* What is expected *
Look through the records that follow. Copy every line containing the word "time".

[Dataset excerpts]

────────

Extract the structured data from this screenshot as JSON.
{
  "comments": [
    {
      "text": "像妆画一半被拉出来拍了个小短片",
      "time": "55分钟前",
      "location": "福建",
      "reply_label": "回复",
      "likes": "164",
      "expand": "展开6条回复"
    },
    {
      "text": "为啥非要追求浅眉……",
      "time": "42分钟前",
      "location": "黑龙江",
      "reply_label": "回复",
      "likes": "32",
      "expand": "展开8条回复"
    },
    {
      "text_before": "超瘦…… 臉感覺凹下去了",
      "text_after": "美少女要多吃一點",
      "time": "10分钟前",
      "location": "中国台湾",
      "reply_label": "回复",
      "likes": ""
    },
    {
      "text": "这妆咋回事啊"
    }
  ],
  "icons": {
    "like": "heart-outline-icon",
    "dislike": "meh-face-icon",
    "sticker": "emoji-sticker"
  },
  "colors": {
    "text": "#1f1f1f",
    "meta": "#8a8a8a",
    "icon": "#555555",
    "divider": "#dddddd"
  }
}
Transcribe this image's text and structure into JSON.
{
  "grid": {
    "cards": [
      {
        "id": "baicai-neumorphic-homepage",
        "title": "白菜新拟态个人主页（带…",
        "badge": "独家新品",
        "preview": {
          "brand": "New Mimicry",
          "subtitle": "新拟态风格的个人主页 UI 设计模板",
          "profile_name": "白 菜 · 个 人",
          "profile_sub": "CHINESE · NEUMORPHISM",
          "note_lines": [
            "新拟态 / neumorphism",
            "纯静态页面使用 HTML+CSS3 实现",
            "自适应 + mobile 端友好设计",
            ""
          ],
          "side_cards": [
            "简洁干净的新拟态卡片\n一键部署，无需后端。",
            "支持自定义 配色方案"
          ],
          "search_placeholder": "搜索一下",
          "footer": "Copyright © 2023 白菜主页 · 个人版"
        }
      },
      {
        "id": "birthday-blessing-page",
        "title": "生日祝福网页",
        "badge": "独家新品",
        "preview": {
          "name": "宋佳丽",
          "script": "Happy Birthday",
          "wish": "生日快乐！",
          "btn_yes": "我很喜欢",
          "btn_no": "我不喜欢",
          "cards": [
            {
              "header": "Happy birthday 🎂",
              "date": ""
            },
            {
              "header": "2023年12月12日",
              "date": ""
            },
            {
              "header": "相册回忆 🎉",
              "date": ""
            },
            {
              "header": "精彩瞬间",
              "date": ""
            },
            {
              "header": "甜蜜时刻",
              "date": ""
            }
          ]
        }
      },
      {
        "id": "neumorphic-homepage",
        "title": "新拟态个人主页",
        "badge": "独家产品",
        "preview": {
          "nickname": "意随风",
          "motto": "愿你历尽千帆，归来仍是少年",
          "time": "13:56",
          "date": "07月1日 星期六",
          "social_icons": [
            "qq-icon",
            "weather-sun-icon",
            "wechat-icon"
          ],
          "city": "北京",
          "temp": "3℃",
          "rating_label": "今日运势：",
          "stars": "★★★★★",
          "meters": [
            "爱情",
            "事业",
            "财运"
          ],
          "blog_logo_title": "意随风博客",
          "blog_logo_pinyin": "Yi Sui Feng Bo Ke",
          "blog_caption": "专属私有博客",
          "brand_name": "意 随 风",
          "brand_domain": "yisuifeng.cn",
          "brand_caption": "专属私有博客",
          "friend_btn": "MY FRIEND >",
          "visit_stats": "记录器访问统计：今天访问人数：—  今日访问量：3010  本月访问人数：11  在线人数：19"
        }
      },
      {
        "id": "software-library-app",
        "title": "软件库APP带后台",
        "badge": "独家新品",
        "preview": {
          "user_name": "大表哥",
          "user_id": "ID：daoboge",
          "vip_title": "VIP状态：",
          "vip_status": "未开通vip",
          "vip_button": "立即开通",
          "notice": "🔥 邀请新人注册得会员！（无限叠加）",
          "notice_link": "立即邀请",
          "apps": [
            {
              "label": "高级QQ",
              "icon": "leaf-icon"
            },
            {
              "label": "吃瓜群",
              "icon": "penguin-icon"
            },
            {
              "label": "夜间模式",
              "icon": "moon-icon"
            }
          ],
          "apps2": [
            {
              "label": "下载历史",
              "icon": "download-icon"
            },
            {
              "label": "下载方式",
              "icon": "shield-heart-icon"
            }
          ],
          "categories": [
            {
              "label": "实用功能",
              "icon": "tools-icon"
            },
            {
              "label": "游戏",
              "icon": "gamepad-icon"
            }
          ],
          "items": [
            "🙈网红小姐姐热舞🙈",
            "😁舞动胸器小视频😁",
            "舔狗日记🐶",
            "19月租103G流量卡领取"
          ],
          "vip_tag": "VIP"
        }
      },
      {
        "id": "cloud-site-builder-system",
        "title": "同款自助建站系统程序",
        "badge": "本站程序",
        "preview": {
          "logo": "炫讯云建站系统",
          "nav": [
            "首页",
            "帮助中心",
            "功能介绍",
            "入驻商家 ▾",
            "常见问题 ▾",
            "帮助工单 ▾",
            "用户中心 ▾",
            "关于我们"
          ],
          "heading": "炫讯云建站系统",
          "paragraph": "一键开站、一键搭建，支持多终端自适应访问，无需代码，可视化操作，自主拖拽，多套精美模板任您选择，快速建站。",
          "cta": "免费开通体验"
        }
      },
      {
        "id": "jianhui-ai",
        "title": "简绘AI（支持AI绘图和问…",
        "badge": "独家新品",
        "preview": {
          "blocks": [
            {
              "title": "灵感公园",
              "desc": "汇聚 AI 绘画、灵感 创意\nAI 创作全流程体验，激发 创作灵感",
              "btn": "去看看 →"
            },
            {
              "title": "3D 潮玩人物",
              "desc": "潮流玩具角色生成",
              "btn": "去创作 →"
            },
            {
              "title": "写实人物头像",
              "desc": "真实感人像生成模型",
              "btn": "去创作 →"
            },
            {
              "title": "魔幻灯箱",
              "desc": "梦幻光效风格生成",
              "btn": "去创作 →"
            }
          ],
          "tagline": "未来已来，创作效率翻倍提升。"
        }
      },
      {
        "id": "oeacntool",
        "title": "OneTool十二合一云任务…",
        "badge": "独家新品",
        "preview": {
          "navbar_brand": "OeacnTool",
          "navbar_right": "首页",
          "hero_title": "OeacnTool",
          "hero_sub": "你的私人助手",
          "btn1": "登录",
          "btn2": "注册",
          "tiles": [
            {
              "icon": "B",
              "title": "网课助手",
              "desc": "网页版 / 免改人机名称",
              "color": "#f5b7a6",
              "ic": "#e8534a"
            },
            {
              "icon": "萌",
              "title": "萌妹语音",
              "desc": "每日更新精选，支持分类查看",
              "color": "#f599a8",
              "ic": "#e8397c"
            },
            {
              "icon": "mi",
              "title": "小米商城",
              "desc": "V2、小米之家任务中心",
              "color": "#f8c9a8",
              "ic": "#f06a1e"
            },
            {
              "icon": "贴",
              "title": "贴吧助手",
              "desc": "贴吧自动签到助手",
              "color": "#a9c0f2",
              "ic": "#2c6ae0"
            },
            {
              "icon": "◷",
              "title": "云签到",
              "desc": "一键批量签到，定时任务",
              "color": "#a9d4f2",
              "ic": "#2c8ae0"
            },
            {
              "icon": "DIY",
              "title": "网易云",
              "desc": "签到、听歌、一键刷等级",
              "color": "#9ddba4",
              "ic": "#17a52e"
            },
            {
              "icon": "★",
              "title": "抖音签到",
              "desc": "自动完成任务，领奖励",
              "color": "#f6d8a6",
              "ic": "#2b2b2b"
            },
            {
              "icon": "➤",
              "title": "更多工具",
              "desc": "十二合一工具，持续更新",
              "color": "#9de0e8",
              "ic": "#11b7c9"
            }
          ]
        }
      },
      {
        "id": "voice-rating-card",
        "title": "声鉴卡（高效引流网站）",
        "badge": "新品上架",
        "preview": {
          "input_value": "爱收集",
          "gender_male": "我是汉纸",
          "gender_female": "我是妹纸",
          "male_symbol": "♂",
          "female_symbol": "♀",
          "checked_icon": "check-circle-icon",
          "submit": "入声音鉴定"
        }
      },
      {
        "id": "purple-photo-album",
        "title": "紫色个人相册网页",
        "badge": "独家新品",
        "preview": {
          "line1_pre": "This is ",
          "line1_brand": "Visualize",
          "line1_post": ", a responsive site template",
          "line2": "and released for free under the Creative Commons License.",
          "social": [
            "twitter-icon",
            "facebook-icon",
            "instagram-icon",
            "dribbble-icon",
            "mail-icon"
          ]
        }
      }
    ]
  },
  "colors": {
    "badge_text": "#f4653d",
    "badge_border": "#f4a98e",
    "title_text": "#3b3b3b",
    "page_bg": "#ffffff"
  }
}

────────

* Solution to this task *
      "time": "55分钟前",
      "time": "42分钟前",
      "time": "10分钟前",
          "time": "13:56",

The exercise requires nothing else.